• _To do_: Every record here needs to be written out again exactly.

Dataset items
#####
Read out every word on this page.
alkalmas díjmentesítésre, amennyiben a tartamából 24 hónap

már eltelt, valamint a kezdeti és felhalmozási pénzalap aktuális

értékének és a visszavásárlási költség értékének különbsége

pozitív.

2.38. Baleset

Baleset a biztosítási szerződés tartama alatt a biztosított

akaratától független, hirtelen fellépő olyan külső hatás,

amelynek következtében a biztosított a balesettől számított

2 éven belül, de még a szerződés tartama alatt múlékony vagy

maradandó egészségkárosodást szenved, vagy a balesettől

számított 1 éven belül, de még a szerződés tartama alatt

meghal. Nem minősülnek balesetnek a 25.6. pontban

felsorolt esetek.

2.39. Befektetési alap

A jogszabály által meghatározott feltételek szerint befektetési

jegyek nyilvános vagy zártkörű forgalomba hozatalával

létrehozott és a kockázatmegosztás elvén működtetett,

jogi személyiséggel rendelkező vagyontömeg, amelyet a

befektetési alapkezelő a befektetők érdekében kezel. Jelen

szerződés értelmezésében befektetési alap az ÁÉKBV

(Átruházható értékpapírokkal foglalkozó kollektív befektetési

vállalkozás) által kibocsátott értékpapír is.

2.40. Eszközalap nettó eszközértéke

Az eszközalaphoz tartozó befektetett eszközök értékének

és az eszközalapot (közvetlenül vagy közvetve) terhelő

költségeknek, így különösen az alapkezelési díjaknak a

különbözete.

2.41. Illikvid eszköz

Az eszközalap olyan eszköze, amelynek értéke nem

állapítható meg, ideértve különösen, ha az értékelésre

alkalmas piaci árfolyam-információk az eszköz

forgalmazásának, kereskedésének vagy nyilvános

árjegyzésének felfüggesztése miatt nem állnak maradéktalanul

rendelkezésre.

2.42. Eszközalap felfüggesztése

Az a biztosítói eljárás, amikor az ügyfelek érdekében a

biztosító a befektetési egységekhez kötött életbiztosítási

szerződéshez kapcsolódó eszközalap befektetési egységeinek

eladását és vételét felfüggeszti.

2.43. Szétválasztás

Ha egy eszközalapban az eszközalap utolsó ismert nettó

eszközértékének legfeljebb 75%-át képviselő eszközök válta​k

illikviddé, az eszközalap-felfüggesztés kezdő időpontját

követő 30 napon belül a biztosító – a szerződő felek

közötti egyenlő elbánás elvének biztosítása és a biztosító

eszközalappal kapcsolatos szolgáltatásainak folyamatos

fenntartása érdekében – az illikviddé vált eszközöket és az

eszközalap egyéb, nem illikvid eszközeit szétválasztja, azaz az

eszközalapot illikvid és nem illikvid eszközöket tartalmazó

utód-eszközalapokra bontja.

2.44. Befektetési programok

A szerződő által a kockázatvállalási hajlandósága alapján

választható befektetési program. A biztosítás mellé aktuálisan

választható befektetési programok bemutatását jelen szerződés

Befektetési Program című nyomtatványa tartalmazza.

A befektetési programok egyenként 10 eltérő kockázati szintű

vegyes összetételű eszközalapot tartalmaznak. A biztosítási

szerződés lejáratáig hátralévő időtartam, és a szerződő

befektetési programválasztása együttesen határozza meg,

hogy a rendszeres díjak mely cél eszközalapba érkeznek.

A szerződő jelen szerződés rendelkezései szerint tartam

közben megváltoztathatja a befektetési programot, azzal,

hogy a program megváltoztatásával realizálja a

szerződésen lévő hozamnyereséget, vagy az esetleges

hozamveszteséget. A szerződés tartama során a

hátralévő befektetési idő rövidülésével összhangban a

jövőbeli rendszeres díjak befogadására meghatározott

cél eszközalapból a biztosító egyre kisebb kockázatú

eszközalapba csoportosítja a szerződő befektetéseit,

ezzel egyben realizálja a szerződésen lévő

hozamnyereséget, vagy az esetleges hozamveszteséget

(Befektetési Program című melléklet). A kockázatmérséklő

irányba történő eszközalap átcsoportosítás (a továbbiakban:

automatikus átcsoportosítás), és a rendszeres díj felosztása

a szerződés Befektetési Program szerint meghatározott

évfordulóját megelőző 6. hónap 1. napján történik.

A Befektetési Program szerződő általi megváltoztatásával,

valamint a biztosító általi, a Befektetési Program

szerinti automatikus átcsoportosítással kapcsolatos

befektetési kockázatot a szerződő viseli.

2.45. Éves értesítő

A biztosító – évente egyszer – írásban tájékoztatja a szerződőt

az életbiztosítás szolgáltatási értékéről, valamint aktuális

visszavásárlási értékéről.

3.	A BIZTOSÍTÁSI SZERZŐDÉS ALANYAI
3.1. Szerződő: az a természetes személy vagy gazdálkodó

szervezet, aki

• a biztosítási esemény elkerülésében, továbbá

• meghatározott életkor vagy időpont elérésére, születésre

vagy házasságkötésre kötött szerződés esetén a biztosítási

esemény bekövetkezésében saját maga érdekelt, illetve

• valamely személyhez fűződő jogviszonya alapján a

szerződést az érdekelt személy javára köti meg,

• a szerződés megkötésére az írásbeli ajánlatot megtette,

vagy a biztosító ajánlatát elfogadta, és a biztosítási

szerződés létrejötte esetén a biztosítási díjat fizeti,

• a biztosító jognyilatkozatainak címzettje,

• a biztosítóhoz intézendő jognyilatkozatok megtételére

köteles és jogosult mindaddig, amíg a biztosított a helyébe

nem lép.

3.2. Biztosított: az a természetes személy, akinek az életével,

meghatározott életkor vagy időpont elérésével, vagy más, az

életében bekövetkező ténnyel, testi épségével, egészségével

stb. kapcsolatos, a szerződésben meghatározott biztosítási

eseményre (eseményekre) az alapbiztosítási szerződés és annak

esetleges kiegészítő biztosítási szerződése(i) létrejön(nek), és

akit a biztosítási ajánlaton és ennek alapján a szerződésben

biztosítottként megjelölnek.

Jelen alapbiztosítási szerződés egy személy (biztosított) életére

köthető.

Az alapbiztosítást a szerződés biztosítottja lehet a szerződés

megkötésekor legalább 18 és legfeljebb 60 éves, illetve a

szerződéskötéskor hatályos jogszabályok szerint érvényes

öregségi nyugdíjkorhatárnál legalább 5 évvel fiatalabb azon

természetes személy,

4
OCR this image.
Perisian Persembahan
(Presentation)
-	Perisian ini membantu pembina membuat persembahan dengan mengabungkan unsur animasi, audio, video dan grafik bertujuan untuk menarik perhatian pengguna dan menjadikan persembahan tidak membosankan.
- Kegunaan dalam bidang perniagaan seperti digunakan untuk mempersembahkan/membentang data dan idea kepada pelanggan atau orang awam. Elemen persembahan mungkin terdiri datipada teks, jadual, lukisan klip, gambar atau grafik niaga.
#####
• _Response for this exercise_:
Read out every word on this page.
alkalmas díjmentesítésre, amennyiben a tartamából 24 hónap

már eltelt, valamint a kezdeti és felhalmozási pénzalap aktuális

értékének és a visszavásárlási költség értékének különbsége

pozitív.

2.38. Baleset

Baleset a biztosítási szerződés tartama alatt a biztosított

akaratától független, hirtelen fellépő olyan külső hatás,

amelynek következtében a biztosított a balesettől számított

2 éven belül, de még a szerződés tartama alatt múlékony vagy

maradandó egészségkárosodást szenved, vagy a balesettől

számított 1 éven belül, de még a szerződés tartama alatt

meghal. Nem minősülnek balesetnek a 25.6. pontban

felsorolt esetek.

2.39. Befektetési alap

A jogszabály által meghatározott feltételek szerint befektetési

jegyek nyilvános vagy zártkörű forgalomba hozatalával

létrehozott és a kockázatmegosztás elvén működtetett,

jogi személyiséggel rendelkező vagyontömeg, amelyet a

befektetési alapkezelő a befektetők érdekében kezel. Jelen

szerződés értelmezésében befektetési alap az ÁÉKBV

(Átruházható értékpapírokkal foglalkozó kollektív befektetési

vállalkozás) által kibocsátott értékpapír is.

2.40. Eszközalap nettó eszközértéke

Az eszközalaphoz tartozó befektetett eszközök értékének

és az eszközalapot (közvetlenül vagy közvetve) terhelő

költségeknek, így különösen az alapkezelési díjaknak a

különbözete.

2.41. Illikvid eszköz

Az eszközalap olyan eszköze, amelynek értéke nem

állapítható meg, ideértve különösen, ha az értékelésre

alkalmas piaci árfolyam-információk az eszköz

forgalmazásának, kereskedésének vagy nyilvános

árjegyzésének felfüggesztése miatt nem állnak maradéktalanul

rendelkezésre.

2.42. Eszközalap felfüggesztése

Az a biztosítói eljárás, amikor az ügyfelek érdekében a

biztosító a befektetési egységekhez kötött életbiztosítási

szerződéshez kapcsolódó eszközalap befektetési egységeinek

eladását és vételét felfüggeszti.

2.43. Szétválasztás

Ha egy eszközalapban az eszközalap utolsó ismert nettó

eszközértékének legfeljebb 75%-át képviselő eszközök válta​k

illikviddé, az eszközalap-felfüggesztés kezdő időpontját

követő 30 napon belül a biztosító – a szerződő felek

közötti egyenlő elbánás elvének biztosítása és a biztosító

eszközalappal kapcsolatos szolgáltatásainak folyamatos

fenntartása érdekében – az illikviddé vált eszközöket és az

eszközalap egyéb, nem illikvid eszközeit szétválasztja, azaz az

eszközalapot illikvid és nem illikvid eszközöket tartalmazó

utód-eszközalapokra bontja.

2.44. Befektetési programok

A szerződő által a kockázatvállalási hajlandósága alapján

választható befektetési program. A biztosítás mellé aktuálisan

választható befektetési programok bemutatását jelen szerződés

Befektetési Program című nyomtatványa tartalmazza.

A befektetési programok egyenként 10 eltérő kockázati szintű

vegyes összetételű eszközalapot tartalmaznak. A biztosítási

szerződés lejáratáig hátralévő időtartam, és a szerződő

befektetési programválasztása együttesen határozza meg,

hogy a rendszeres díjak mely cél eszközalapba érkeznek.

A szerződő jelen szerződés rendelkezései szerint tartam

közben megváltoztathatja a befektetési programot, azzal,

hogy a program megváltoztatásával realizálja a

szerződésen lévő hozamnyereséget, vagy az esetleges

hozamveszteséget. A szerződés tartama során a

hátralévő befektetési idő rövidülésével összhangban a

jövőbeli rendszeres díjak befogadására meghatározott

cél eszközalapból a biztosító egyre kisebb kockázatú

eszközalapba csoportosítja a szerződő befektetéseit,

ezzel egyben realizálja a szerződésen lévő

hozamnyereséget, vagy az esetleges hozamveszteséget

(Befektetési Program című melléklet). A kockázatmérséklő

irányba történő eszközalap átcsoportosítás (a továbbiakban:

automatikus átcsoportosítás), és a rendszeres díj felosztása

a szerződés Befektetési Program szerint meghatározott

évfordulóját megelőző 6. hónap 1. napján történik.

A Befektetési Program szerződő általi megváltoztatásával,

valamint a biztosító általi, a Befektetési Program

szerinti automatikus átcsoportosítással kapcsolatos

befektetési kockázatot a szerződő viseli.

2.45. Éves értesítő

A biztosító – évente egyszer – írásban tájékoztatja a szerződőt

az életbiztosítás szolgáltatási értékéről, valamint aktuális

visszavásárlási értékéről.

3.	A BIZTOSÍTÁSI SZERZŐDÉS ALANYAI
3.1. Szerződő: az a természetes személy vagy gazdálkodó

szervezet, aki

• a biztosítási esemény elkerülésében, továbbá

• meghatározott életkor vagy időpont elérésére, születésre

vagy házasságkötésre kötött szerződés esetén a biztosítási

esemény bekövetkezésében saját maga érdekelt, illetve

• valamely személyhez fűződő jogviszonya alapján a

szerződést az érdekelt személy javára köti meg,

• a szerződés megkötésére az írásbeli ajánlatot megtette,

vagy a biztosító ajánlatát elfogadta, és a biztosítási

szerződés létrejötte esetén a biztosítási díjat fizeti,

• a biztosító jognyilatkozatainak címzettje,

• a biztosítóhoz intézendő jognyilatkozatok megtételére

köteles és jogosult mindaddig, amíg a biztosított a helyébe

nem lép.

3.2. Biztosított: az a természetes személy, akinek az életével,

meghatározott életkor vagy időpont elérésével, vagy más, az

életében bekövetkező ténnyel, testi épségével, egészségével

stb. kapcsolatos, a szerződésben meghatározott biztosítási

eseményre (eseményekre) az alapbiztosítási szerződés és annak

esetleges kiegészítő biztosítási szerződése(i) létrejön(nek), és

akit a biztosítási ajánlaton és ennek alapján a szerződésben

biztosítottként megjelölnek.

Jelen alapbiztosítási szerződés egy személy (biztosított) életére

köthető.

Az alapbiztosítást a szerződés biztosítottja lehet a szerződés

megkötésekor legalább 18 és legfeljebb 60 éves, illetve a

szerződéskötéskor hatályos jogszabályok szerint érvényes

öregségi nyugdíjkorhatárnál legalább 5 évvel fiatalabb azon

természetes személy,

4
OCR this image.
Perisian Persembahan
(Presentation)
-	Perisian ini membantu pembina membuat persembahan dengan mengabungkan unsur animasi, audio, video dan grafik bertujuan untuk menarik perhatian pengguna dan menjadikan persembahan tidak membosankan.
- Kegunaan dalam bidang perniagaan seperti digunakan untuk mempersembahkan/membentang data dan idea kepada pelanggan atau orang awam. Elemen persembahan mungkin terdiri datipada teks, jadual, lukisan klip, gambar atau grafik niaga.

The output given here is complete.